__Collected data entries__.
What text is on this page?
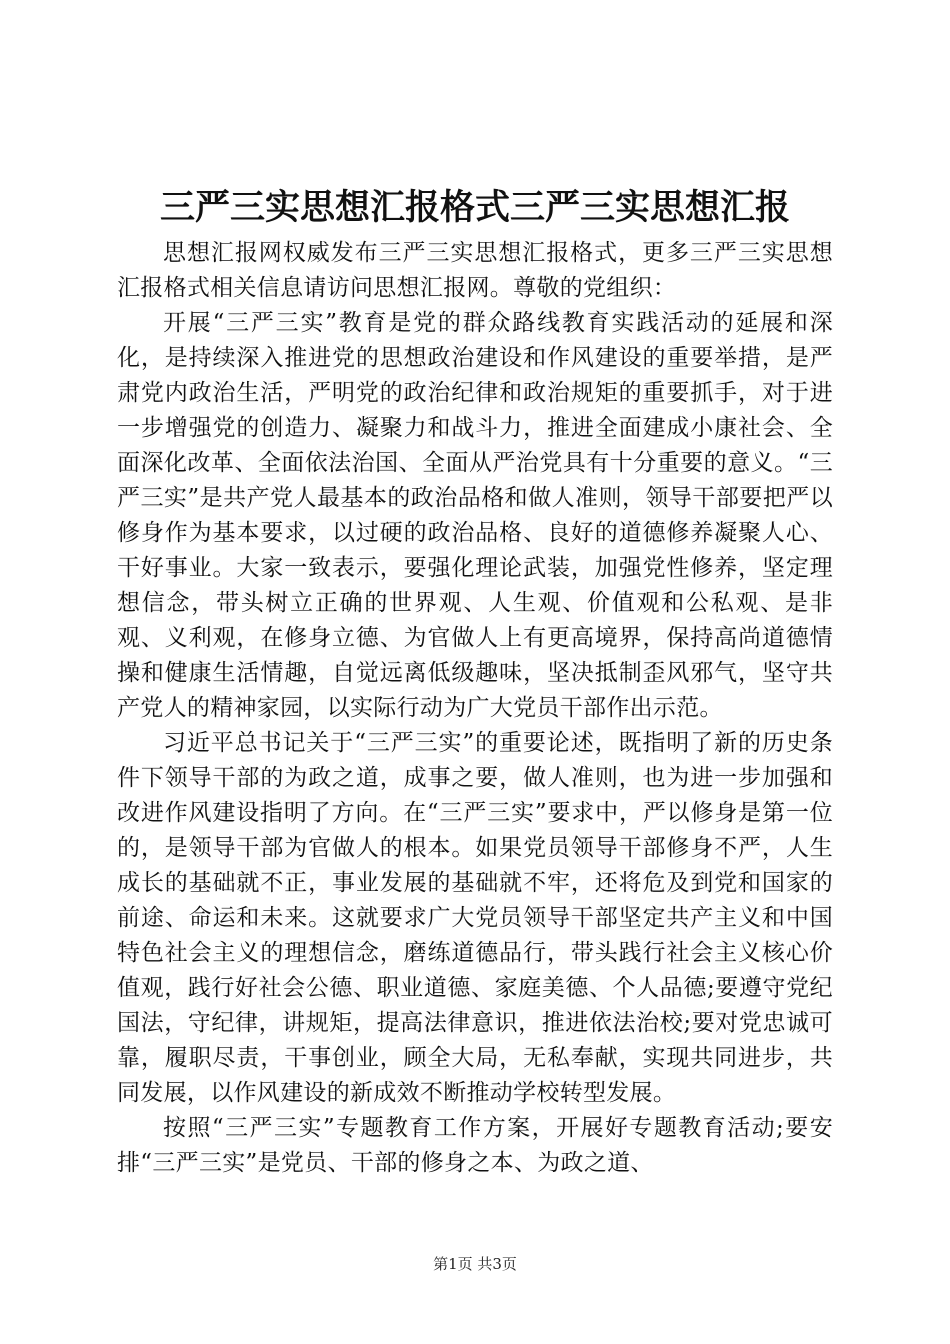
三严三实思想汇报格式三严三实思想汇报

思想汇报网权威发布三严三实思想汇报格式，更多三严三实思想汇报格式相关信息请访问思想汇报网。尊敬的党组织：

开展“三严三实”教育是党的群众路线教育实践活动的延展和深化，是持续深入推进党的思想政治建设和作风建设的重要举措，是严肃党内政治生活，严明党的政治纪律和政治规矩的重要抓手，对于进一步增强党的创造力、凝聚力和战斗力，推进全面建成小康社会、全面深化改革、全面依法治国、全面从严治党具有十分重要的意义。“三严三实”是共产党人最基本的政治品格和做人准则，领导干部要把严以修身作为基本要求，以过硬的政治品格、良好的道德修养凝聚人心、干好事业。大家一致表示，要强化理论武装，加强党性修养，坚定理想信念，带头树立正确的世界观、人生观、价值观和公私观、是非观、义利观，在修身立德、为官做人上有更高境界，保持高尚道德情操和健康生活情趣，自觉远离低级趣味，坚决抵制歪风邪气，坚守共产党人的精神家园，以实际行动为广大党员干部作出示范。

习近平总书记关于“三严三实”的重要论述，既指明了新的历史条件下领导干部的为政之道，成事之要，做人准则，也为进一步加强和改进作风建设指明了方向。在“三严三实”要求中，严以修身是第一位的，是领导干部为官做人的根本。如果党员领导干部修身不严，人生成长的基础就不正，事业发展的基础就不牢，还将危及到党和国家的前途、命运和未来。这就要求广大党员领导干部坚定共产主义和中国特色社会主义的理想信念，磨练道德品行，带头践行社会主义核心价值观，践行好社会公德、职业道德、家庭美德、个人品德;要遵守党纪国法，守纪律，讲规矩，提高法律意识，推进依法治校;要对党忠诚可靠，履职尽责，干事创业，顾全大局，无私奉献，实现共同进步，共同发展，以作风建设的新成效不断推动学校转型发展。

按照“三严三实”专题教育工作方案，开展好专题教育活动;要安排“三严三实”是党员、干部的修身之本、为政之道、

第1页 共3页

__Given instruction__. Return the entries unchanged, save for the pictures, which do not belong in the copy.

__Worked solution__.
What text is on this page?
三严三实思想汇报格式三严三实思想汇报

思想汇报网权威发布三严三实思想汇报格式，更多三严三实思想汇报格式相关信息请访问思想汇报网。尊敬的党组织：

开展“三严三实”教育是党的群众路线教育实践活动的延展和深化，是持续深入推进党的思想政治建设和作风建设的重要举措，是严肃党内政治生活，严明党的政治纪律和政治规矩的重要抓手，对于进一步增强党的创造力、凝聚力和战斗力，推进全面建成小康社会、全面深化改革、全面依法治国、全面从严治党具有十分重要的意义。“三严三实”是共产党人最基本的政治品格和做人准则，领导干部要把严以修身作为基本要求，以过硬的政治品格、良好的道德修养凝聚人心、干好事业。大家一致表示，要强化理论武装，加强党性修养，坚定理想信念，带头树立正确的世界观、人生观、价值观和公私观、是非观、义利观，在修身立德、为官做人上有更高境界，保持高尚道德情操和健康生活情趣，自觉远离低级趣味，坚决抵制歪风邪气，坚守共产党人的精神家园，以实际行动为广大党员干部作出示范。

习近平总书记关于“三严三实”的重要论述，既指明了新的历史条件下领导干部的为政之道，成事之要，做人准则，也为进一步加强和改进作风建设指明了方向。在“三严三实”要求中，严以修身是第一位的，是领导干部为官做人的根本。如果党员领导干部修身不严，人生成长的基础就不正，事业发展的基础就不牢，还将危及到党和国家的前途、命运和未来。这就要求广大党员领导干部坚定共产主义和中国特色社会主义的理想信念，磨练道德品行，带头践行社会主义核心价值观，践行好社会公德、职业道德、家庭美德、个人品德;要遵守党纪国法，守纪律，讲规矩，提高法律意识，推进依法治校;要对党忠诚可靠，履职尽责，干事创业，顾全大局，无私奉献，实现共同进步，共同发展，以作风建设的新成效不断推动学校转型发展。

按照“三严三实”专题教育工作方案，开展好专题教育活动;要安排“三严三实”是党员、干部的修身之本、为政之道、

第1页 共3页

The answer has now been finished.